▶ **Set exercise**: Tally the lines that contain "Könstillhörighet" and report the total alone.

▶ **Records**:
--
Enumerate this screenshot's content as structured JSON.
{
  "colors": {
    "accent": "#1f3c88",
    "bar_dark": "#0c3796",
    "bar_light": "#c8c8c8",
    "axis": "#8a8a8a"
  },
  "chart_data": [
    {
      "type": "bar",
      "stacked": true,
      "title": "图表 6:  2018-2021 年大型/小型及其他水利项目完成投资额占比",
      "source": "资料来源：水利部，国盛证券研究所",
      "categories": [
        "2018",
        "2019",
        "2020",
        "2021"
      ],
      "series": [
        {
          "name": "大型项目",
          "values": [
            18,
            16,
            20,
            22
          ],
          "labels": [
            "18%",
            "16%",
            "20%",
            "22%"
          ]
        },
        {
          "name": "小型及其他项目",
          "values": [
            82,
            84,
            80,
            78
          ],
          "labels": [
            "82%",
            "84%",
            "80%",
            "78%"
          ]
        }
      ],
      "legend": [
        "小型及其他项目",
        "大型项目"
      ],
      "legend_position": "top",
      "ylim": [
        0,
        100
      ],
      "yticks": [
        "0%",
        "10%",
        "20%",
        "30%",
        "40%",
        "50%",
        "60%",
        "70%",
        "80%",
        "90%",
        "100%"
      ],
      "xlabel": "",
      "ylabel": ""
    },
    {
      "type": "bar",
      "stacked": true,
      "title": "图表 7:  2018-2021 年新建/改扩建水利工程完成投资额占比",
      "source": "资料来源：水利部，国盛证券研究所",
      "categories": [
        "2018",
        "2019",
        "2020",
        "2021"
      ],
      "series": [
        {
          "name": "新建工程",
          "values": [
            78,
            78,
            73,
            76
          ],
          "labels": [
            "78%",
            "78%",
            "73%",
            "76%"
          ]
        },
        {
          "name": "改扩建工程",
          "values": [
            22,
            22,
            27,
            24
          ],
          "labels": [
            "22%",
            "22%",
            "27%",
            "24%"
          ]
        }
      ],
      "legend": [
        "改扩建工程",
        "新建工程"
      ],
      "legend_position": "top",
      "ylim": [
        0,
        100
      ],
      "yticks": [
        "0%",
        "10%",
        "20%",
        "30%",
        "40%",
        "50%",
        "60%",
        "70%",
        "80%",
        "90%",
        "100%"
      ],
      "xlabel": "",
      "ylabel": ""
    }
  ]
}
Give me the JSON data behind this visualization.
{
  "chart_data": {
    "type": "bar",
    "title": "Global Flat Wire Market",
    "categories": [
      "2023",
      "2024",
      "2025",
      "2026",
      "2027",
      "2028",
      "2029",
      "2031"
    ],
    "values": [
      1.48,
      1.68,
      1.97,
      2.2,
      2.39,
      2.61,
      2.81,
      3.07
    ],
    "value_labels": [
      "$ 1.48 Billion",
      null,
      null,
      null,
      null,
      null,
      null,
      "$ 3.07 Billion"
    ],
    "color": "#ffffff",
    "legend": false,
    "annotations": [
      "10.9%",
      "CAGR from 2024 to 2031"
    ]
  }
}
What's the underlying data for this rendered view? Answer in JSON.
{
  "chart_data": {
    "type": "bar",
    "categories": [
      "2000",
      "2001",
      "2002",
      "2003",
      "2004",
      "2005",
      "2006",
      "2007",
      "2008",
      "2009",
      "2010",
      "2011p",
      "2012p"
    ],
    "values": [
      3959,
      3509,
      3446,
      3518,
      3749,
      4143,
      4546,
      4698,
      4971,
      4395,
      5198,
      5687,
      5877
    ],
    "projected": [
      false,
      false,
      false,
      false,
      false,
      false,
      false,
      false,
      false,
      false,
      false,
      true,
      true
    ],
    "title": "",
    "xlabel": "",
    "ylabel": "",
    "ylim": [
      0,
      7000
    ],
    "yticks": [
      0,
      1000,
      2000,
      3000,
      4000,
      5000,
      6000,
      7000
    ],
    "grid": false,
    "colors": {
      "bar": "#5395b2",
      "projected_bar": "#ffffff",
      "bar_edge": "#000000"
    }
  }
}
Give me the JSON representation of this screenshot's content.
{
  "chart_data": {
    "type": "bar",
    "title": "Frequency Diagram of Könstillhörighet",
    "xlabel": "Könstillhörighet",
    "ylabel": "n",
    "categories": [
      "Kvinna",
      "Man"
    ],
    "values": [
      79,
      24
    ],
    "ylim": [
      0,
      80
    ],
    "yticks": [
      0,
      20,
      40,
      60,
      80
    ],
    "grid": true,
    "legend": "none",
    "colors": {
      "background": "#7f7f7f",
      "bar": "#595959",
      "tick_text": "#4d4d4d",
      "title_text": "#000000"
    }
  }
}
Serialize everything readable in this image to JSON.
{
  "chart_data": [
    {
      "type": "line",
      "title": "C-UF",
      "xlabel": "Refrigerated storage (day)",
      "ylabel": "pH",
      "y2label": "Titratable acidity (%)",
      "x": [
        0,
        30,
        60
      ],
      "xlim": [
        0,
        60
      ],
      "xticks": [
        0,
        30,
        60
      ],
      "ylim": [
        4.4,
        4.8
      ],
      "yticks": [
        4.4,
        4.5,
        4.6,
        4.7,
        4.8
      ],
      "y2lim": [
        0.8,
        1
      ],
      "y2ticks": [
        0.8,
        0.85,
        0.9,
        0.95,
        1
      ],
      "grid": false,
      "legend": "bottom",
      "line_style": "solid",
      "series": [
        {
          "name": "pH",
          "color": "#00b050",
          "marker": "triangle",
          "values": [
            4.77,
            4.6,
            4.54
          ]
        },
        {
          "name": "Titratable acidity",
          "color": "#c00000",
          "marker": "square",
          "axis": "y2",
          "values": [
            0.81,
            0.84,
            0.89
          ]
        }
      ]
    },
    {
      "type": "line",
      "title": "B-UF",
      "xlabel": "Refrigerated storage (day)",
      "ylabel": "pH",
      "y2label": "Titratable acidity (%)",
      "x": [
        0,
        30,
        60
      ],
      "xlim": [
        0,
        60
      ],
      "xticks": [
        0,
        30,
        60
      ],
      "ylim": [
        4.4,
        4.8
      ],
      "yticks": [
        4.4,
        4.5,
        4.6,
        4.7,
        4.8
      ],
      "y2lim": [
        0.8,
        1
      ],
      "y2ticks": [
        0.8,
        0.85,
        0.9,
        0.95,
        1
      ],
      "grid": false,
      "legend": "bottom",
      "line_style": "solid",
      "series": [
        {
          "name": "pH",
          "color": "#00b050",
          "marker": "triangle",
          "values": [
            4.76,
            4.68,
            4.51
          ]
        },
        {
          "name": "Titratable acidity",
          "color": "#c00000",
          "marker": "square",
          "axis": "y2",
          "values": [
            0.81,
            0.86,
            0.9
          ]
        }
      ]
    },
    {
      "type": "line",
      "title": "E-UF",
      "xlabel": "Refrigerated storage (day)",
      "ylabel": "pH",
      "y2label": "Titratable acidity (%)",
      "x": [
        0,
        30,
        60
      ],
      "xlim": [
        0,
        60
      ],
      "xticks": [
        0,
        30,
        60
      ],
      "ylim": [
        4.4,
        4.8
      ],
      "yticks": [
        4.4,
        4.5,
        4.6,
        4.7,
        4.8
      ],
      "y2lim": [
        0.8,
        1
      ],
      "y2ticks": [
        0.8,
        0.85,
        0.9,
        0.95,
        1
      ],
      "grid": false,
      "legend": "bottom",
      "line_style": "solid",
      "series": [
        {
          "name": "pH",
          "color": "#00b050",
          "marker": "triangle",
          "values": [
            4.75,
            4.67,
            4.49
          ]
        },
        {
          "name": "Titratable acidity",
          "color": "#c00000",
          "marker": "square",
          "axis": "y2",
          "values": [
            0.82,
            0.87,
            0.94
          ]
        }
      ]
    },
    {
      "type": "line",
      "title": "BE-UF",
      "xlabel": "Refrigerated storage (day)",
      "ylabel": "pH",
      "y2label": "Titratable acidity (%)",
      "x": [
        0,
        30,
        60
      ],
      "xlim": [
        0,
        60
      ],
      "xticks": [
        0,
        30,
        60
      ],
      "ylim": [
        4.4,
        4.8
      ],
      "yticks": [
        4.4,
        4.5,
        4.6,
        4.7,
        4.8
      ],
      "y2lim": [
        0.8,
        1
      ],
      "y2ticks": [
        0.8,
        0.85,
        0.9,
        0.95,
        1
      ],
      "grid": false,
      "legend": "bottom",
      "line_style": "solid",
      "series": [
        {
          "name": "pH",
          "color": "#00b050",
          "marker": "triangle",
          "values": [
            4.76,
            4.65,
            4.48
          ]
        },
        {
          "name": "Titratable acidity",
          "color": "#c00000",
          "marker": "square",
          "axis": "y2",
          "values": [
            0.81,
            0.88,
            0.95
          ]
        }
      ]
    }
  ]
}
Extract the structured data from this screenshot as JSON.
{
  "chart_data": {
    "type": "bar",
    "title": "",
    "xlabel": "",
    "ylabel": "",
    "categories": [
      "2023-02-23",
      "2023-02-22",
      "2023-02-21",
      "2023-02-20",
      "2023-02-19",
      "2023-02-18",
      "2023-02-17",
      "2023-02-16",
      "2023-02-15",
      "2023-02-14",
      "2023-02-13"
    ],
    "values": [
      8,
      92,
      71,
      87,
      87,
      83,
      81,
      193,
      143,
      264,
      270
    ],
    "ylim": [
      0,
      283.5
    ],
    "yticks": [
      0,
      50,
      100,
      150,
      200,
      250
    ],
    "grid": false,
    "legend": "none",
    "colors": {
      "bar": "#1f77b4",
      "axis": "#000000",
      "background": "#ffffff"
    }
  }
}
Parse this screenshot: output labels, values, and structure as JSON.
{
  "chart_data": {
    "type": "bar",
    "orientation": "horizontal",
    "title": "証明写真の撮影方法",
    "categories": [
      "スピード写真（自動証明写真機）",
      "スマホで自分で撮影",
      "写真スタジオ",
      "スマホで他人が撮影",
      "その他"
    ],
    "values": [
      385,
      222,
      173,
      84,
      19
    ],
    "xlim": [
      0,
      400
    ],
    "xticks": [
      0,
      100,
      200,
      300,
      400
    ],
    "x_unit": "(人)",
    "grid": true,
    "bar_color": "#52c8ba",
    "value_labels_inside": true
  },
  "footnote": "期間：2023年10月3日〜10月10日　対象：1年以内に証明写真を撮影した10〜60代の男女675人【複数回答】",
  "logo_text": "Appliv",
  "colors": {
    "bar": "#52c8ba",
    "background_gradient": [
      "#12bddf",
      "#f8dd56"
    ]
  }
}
--
▶ **Task solution**: 2